» TASK DESCRIPTION: Return only the number of lines that hold "Grado".

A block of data
**********
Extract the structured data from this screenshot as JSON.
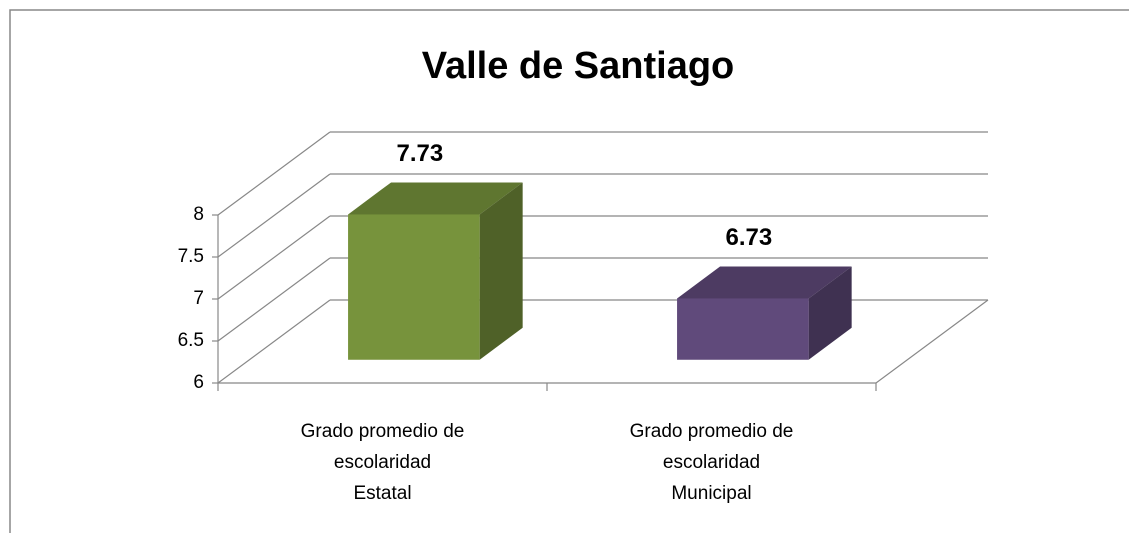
{
  "chart_data": {
    "type": "bar3d",
    "title": "Valle de Santiago",
    "categories": [
      "Grado promedio de\nescolaridad\nEstatal",
      "Grado promedio de\nescolaridad\nMunicipal"
    ],
    "values": [
      7.73,
      6.73
    ],
    "colors": [
      "#77933c",
      "#604a7b"
    ],
    "ylim": [
      6,
      8
    ],
    "yticks": [
      6,
      6.5,
      7,
      7.5,
      8
    ],
    "grid": true
  }
}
**********
» WRITTEN ANSWER: 2